Recorded data -
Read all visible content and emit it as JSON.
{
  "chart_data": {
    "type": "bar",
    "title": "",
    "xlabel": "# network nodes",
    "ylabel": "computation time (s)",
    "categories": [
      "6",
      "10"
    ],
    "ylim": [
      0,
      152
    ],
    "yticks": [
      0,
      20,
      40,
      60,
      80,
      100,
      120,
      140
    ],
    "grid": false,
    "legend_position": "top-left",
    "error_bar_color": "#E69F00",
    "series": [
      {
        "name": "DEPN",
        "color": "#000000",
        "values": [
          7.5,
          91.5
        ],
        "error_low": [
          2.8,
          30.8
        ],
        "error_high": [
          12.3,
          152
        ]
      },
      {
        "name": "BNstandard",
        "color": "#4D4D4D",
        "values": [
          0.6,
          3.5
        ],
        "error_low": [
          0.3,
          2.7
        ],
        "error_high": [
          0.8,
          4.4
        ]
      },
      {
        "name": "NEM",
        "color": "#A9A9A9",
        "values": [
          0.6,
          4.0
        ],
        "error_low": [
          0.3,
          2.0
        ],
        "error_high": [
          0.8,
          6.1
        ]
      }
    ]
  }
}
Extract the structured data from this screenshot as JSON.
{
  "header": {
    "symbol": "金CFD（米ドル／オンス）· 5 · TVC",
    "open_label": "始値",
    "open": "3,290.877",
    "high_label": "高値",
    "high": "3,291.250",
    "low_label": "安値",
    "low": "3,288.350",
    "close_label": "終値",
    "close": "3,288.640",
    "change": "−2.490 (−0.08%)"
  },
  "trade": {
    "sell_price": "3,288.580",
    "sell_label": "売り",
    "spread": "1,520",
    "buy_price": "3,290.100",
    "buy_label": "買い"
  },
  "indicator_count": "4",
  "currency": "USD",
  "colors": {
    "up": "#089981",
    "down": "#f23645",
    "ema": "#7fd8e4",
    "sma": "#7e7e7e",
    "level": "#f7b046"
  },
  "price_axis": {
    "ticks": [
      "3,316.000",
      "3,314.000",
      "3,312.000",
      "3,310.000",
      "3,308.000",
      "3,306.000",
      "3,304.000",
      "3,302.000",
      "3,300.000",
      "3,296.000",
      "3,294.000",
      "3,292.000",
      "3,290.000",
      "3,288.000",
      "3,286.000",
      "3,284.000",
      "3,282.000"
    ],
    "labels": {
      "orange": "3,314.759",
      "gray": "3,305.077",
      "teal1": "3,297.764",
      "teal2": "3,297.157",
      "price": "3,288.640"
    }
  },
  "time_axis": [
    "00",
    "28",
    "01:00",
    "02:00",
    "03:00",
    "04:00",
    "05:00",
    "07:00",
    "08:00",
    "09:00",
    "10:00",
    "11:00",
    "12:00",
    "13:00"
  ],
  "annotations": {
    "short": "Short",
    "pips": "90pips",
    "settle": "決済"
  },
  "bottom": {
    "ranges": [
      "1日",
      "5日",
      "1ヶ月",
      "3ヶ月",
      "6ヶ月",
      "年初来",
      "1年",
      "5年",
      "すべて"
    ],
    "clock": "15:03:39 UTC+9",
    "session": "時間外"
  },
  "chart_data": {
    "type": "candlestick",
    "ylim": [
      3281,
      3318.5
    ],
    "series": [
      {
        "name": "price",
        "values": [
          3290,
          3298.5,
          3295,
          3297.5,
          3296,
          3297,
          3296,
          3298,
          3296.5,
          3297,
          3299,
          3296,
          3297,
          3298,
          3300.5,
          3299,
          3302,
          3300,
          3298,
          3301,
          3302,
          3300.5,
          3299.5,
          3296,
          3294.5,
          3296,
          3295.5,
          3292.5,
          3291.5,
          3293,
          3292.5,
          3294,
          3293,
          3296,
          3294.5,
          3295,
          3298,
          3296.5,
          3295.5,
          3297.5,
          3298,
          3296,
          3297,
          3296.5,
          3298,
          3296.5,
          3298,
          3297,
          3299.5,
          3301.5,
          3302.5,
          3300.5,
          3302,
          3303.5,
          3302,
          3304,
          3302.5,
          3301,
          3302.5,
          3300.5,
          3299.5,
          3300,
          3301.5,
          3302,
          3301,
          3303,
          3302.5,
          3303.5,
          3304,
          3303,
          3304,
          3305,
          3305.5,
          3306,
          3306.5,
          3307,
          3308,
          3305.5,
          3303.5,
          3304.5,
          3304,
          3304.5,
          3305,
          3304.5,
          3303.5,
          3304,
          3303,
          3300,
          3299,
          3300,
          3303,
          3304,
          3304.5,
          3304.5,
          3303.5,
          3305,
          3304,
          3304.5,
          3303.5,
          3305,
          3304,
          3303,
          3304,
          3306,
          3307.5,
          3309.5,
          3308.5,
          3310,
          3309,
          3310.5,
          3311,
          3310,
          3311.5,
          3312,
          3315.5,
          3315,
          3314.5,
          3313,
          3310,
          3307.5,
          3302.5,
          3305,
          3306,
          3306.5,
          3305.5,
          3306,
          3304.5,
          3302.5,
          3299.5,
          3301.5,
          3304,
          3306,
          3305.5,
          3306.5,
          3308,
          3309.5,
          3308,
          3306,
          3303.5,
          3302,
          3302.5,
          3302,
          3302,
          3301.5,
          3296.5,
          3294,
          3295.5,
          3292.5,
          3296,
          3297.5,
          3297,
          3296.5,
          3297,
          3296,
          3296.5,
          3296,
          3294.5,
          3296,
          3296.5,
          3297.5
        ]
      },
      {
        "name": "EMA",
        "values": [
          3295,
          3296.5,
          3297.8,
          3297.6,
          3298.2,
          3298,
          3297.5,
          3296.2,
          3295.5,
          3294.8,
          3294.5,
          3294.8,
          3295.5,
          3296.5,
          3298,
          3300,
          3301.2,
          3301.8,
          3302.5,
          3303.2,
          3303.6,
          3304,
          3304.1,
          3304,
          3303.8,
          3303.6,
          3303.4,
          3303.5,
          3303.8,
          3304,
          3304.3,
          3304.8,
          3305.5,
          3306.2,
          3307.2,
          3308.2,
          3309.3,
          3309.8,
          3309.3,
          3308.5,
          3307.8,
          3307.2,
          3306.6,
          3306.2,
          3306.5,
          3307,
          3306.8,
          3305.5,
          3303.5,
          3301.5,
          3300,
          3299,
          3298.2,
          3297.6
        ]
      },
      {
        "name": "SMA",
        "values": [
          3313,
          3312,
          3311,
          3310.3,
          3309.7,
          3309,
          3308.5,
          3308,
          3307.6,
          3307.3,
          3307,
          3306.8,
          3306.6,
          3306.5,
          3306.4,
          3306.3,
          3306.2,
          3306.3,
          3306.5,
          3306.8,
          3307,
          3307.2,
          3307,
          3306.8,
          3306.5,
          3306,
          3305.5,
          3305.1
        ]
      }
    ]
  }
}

Direction - From the records above, extract everything verbatim.

Written response -
Read all visible content and emit it as JSON.
{
  "chart_data": {
    "type": "bar",
    "title": "",
    "xlabel": "# network nodes",
    "ylabel": "computation time (s)",
    "categories": [
      "6",
      "10"
    ],
    "ylim": [
      0,
      152
    ],
    "yticks": [
      0,
      20,
      40,
      60,
      80,
      100,
      120,
      140
    ],
    "grid": false,
    "legend_position": "top-left",
    "error_bar_color": "#E69F00",
    "series": [
      {
        "name": "DEPN",
        "color": "#000000",
        "values": [
          7.5,
          91.5
        ],
        "error_low": [
          2.8,
          30.8
        ],
        "error_high": [
          12.3,
          152
        ]
      },
      {
        "name": "BNstandard",
        "color": "#4D4D4D",
        "values": [
          0.6,
          3.5
        ],
        "error_low": [
          0.3,
          2.7
        ],
        "error_high": [
          0.8,
          4.4
        ]
      },
      {
        "name": "NEM",
        "color": "#A9A9A9",
        "values": [
          0.6,
          4.0
        ],
        "error_low": [
          0.3,
          2.0
        ],
        "error_high": [
          0.8,
          6.1
        ]
      }
    ]
  }
}
Extract the structured data from this screenshot as JSON.
{
  "header": {
    "symbol": "金CFD（米ドル／オンス）· 5 · TVC",
    "open_label": "始値",
    "open": "3,290.877",
    "high_label": "高値",
    "high": "3,291.250",
    "low_label": "安値",
    "low": "3,288.350",
    "close_label": "終値",
    "close": "3,288.640",
    "change": "−2.490 (−0.08%)"
  },
  "trade": {
    "sell_price": "3,288.580",
    "sell_label": "売り",
    "spread": "1,520",
    "buy_price": "3,290.100",
    "buy_label": "買い"
  },
  "indicator_count": "4",
  "currency": "USD",
  "colors": {
    "up": "#089981",
    "down": "#f23645",
    "ema": "#7fd8e4",
    "sma": "#7e7e7e",
    "level": "#f7b046"
  },
  "price_axis": {
    "ticks": [
      "3,316.000",
      "3,314.000",
      "3,312.000",
      "3,310.000",
      "3,308.000",
      "3,306.000",
      "3,304.000",
      "3,302.000",
      "3,300.000",
      "3,296.000",
      "3,294.000",
      "3,292.000",
      "3,290.000",
      "3,288.000",
      "3,286.000",
      "3,284.000",
      "3,282.000"
    ],
    "labels": {
      "orange": "3,314.759",
      "gray": "3,305.077",
      "teal1": "3,297.764",
      "teal2": "3,297.157",
      "price": "3,288.640"
    }
  },
  "time_axis": [
    "00",
    "28",
    "01:00",
    "02:00",
    "03:00",
    "04:00",
    "05:00",
    "07:00",
    "08:00",
    "09:00",
    "10:00",
    "11:00",
    "12:00",
    "13:00"
  ],
  "annotations": {
    "short": "Short",
    "pips": "90pips",
    "settle": "決済"
  },
  "bottom": {
    "ranges": [
      "1日",
      "5日",
      "1ヶ月",
      "3ヶ月",
      "6ヶ月",
      "年初来",
      "1年",
      "5年",
      "すべて"
    ],
    "clock": "15:03:39 UTC+9",
    "session": "時間外"
  },
  "chart_data": {
    "type": "candlestick",
    "ylim": [
      3281,
      3318.5
    ],
    "series": [
      {
        "name": "price",
        "values": [
          3290,
          3298.5,
          3295,
          3297.5,
          3296,
          3297,
          3296,
          3298,
          3296.5,
          3297,
          3299,
          3296,
          3297,
          3298,
          3300.5,
          3299,
          3302,
          3300,
          3298,
          3301,
          3302,
          3300.5,
          3299.5,
          3296,
          3294.5,
          3296,
          3295.5,
          3292.5,
          3291.5,
          3293,
          3292.5,
          3294,
          3293,
          3296,
          3294.5,
          3295,
          3298,
          3296.5,
          3295.5,
          3297.5,
          3298,
          3296,
          3297,
          3296.5,
          3298,
          3296.5,
          3298,
          3297,
          3299.5,
          3301.5,
          3302.5,
          3300.5,
          3302,
          3303.5,
          3302,
          3304,
          3302.5,
          3301,
          3302.5,
          3300.5,
          3299.5,
          3300,
          3301.5,
          3302,
          3301,
          3303,
          3302.5,
          3303.5,
          3304,
          3303,
          3304,
          3305,
          3305.5,
          3306,
          3306.5,
          3307,
          3308,
          3305.5,
          3303.5,
          3304.5,
          3304,
          3304.5,
          3305,
          3304.5,
          3303.5,
          3304,
          3303,
          3300,
          3299,
          3300,
          3303,
          3304,
          3304.5,
          3304.5,
          3303.5,
          3305,
          3304,
          3304.5,
          3303.5,
          3305,
          3304,
          3303,
          3304,
          3306,
          3307.5,
          3309.5,
          3308.5,
          3310,
          3309,
          3310.5,
          3311,
          3310,
          3311.5,
          3312,
          3315.5,
          3315,
          3314.5,
          3313,
          3310,
          3307.5,
          3302.5,
          3305,
          3306,
          3306.5,
          3305.5,
          3306,
          3304.5,
          3302.5,
          3299.5,
          3301.5,
          3304,
          3306,
          3305.5,
          3306.5,
          3308,
          3309.5,
          3308,
          3306,
          3303.5,
          3302,
          3302.5,
          3302,
          3302,
          3301.5,
          3296.5,
          3294,
          3295.5,
          3292.5,
          3296,
          3297.5,
          3297,
          3296.5,
          3297,
          3296,
          3296.5,
          3296,
          3294.5,
          3296,
          3296.5,
          3297.5
        ]
      },
      {
        "name": "EMA",
        "values": [
          3295,
          3296.5,
          3297.8,
          3297.6,
          3298.2,
          3298,
          3297.5,
          3296.2,
          3295.5,
          3294.8,
          3294.5,
          3294.8,
          3295.5,
          3296.5,
          3298,
          3300,
          3301.2,
          3301.8,
          3302.5,
          3303.2,
          3303.6,
          3304,
          3304.1,
          3304,
          3303.8,
          3303.6,
          3303.4,
          3303.5,
          3303.8,
          3304,
          3304.3,
          3304.8,
          3305.5,
          3306.2,
          3307.2,
          3308.2,
          3309.3,
          3309.8,
          3309.3,
          3308.5,
          3307.8,
          3307.2,
          3306.6,
          3306.2,
          3306.5,
          3307,
          3306.8,
          3305.5,
          3303.5,
          3301.5,
          3300,
          3299,
          3298.2,
          3297.6
        ]
      },
      {
        "name": "SMA",
        "values": [
          3313,
          3312,
          3311,
          3310.3,
          3309.7,
          3309,
          3308.5,
          3308,
          3307.6,
          3307.3,
          3307,
          3306.8,
          3306.6,
          3306.5,
          3306.4,
          3306.3,
          3306.2,
          3306.3,
          3306.5,
          3306.8,
          3307,
          3307.2,
          3307,
          3306.8,
          3306.5,
          3306,
          3305.5,
          3305.1
        ]
      }
    ]
  }
}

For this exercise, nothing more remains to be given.